§ **PROVIDED MATERIAL**
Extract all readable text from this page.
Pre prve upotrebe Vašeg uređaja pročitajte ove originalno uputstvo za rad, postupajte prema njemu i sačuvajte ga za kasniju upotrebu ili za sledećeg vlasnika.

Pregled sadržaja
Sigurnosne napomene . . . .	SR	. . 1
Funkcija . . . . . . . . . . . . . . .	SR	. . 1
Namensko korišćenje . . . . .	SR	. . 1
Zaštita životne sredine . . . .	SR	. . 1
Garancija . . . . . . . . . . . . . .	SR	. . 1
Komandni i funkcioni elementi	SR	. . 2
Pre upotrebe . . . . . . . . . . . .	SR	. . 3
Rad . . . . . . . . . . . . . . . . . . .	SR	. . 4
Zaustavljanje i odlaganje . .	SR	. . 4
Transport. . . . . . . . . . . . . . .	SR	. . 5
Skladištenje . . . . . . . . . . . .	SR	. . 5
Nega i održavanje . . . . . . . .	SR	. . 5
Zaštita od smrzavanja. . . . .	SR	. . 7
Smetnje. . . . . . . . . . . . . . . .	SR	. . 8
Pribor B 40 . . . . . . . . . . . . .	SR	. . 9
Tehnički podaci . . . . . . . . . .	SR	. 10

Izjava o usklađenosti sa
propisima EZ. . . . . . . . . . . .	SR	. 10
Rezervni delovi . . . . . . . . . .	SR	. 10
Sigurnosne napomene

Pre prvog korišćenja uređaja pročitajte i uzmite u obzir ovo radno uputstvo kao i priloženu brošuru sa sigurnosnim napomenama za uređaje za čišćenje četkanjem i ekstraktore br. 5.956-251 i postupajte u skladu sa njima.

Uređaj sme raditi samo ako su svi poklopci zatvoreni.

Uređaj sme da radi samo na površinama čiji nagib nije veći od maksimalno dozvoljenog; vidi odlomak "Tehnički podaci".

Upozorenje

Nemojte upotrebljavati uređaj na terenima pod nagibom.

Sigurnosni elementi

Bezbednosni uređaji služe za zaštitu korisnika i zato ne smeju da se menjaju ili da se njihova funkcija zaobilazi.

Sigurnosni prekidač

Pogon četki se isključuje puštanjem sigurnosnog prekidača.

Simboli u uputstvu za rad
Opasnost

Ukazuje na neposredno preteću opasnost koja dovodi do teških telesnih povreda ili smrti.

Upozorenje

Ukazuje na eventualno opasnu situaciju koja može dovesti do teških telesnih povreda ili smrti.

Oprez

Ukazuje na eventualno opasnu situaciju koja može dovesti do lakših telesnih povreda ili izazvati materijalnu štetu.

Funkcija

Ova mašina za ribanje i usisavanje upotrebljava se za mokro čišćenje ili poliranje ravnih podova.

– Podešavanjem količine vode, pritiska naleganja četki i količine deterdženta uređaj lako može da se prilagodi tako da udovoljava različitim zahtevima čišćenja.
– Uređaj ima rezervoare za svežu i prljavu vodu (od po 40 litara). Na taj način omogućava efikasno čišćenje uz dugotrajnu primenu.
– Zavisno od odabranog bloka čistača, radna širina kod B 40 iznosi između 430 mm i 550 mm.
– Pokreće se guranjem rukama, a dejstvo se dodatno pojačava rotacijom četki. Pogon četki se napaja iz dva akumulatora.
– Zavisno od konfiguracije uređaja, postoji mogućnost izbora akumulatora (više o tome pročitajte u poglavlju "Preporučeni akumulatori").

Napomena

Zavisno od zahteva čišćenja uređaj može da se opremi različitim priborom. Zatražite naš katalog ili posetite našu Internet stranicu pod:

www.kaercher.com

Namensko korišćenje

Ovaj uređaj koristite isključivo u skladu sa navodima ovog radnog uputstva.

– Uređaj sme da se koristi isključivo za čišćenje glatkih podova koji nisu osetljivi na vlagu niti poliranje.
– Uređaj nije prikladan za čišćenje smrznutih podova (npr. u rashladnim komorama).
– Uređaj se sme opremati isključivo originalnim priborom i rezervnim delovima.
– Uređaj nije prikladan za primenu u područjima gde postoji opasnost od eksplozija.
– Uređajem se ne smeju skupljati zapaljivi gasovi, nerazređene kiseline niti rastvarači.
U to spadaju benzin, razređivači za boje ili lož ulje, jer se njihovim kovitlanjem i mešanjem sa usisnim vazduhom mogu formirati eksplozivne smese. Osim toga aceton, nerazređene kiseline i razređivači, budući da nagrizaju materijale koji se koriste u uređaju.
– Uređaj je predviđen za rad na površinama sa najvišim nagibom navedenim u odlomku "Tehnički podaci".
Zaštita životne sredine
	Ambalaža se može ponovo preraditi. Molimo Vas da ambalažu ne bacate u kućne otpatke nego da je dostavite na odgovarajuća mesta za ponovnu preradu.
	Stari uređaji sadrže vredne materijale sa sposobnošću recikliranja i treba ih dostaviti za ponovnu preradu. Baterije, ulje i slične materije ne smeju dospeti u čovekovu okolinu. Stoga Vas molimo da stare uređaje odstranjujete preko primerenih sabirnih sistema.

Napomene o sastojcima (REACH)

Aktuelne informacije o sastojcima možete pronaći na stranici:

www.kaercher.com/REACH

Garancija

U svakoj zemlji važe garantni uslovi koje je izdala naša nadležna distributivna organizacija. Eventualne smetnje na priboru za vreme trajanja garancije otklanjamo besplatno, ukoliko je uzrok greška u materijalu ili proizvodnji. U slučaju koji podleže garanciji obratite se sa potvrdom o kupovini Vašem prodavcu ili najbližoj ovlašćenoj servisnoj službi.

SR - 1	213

§ **WHAT THE TASK ASKS**
Copy all lines of the listing above that contain the string "nagibom".

§ **TASK RESPONSE**
Nemojte upotrebljavati uređaj na terenima pod nagibom.
– Uređaj je predviđen za rad na površinama sa najvišim nagibom navedenim u odlomku "Tehnički podaci".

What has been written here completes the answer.